PROBLEM DESCRIPTION - Examine each line of the data. Copy those that contain the string "mean".

SUPPLIED RECORDS -

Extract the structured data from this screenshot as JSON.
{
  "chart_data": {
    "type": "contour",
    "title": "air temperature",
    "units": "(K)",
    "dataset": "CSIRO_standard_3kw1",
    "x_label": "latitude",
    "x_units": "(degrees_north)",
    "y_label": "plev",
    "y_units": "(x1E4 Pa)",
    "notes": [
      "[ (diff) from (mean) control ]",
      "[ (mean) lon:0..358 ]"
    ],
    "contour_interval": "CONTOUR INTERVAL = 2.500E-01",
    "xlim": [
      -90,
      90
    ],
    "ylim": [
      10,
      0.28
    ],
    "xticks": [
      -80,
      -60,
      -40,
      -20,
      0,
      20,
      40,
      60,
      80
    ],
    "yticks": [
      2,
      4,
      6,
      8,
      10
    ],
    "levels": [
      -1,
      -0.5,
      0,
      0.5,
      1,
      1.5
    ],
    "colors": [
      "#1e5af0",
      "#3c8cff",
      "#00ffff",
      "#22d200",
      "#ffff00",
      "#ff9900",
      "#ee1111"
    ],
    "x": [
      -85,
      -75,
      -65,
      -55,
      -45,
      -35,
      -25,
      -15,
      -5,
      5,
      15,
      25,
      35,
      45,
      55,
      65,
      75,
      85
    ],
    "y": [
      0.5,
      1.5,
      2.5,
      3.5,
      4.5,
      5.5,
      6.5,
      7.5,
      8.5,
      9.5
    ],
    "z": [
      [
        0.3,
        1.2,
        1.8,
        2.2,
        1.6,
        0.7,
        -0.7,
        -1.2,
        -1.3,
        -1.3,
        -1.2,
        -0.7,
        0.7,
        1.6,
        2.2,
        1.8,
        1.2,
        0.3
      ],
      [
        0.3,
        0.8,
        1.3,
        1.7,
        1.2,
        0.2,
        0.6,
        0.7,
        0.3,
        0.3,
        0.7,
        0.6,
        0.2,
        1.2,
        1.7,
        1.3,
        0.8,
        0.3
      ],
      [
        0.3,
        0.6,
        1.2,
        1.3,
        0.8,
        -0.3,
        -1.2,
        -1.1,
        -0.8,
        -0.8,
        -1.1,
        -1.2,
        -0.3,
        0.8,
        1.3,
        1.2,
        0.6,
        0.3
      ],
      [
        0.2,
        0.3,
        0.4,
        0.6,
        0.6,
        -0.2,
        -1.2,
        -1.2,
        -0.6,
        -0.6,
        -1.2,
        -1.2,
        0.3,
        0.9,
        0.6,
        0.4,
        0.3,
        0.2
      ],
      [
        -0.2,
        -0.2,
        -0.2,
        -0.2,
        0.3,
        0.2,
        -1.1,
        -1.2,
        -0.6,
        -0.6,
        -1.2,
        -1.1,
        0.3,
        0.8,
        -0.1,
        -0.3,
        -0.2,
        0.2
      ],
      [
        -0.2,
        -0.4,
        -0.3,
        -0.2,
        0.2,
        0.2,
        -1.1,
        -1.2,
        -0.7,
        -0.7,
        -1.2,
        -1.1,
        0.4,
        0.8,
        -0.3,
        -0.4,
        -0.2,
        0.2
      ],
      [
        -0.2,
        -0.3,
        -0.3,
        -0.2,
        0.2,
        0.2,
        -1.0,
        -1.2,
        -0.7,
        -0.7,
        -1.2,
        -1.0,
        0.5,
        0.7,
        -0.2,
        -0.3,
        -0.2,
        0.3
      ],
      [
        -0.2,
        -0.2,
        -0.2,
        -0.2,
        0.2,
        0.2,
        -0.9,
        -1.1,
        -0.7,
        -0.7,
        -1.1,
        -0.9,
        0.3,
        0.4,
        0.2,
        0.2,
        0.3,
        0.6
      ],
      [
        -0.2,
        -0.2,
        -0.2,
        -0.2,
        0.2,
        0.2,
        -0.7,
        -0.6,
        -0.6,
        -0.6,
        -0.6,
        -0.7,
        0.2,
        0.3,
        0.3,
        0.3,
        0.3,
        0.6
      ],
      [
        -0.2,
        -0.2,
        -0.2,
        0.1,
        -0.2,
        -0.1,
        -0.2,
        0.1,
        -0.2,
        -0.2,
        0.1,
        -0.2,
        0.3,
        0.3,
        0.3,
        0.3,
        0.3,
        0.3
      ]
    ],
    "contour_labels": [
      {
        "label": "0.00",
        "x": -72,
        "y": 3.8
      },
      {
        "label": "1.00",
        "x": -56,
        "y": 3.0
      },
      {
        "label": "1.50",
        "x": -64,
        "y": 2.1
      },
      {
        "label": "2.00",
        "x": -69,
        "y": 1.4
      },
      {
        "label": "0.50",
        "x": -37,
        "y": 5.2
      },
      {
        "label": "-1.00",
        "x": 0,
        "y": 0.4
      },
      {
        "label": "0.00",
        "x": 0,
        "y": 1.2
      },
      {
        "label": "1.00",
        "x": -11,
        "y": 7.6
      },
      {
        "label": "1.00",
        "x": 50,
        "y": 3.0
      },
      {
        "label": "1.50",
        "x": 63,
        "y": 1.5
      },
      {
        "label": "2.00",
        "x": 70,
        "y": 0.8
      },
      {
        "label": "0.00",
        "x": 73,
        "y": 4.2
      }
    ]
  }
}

SOLUTION -
      "[ (diff) from (mean) control ]",
      "[ (mean) lon:0..358 ]"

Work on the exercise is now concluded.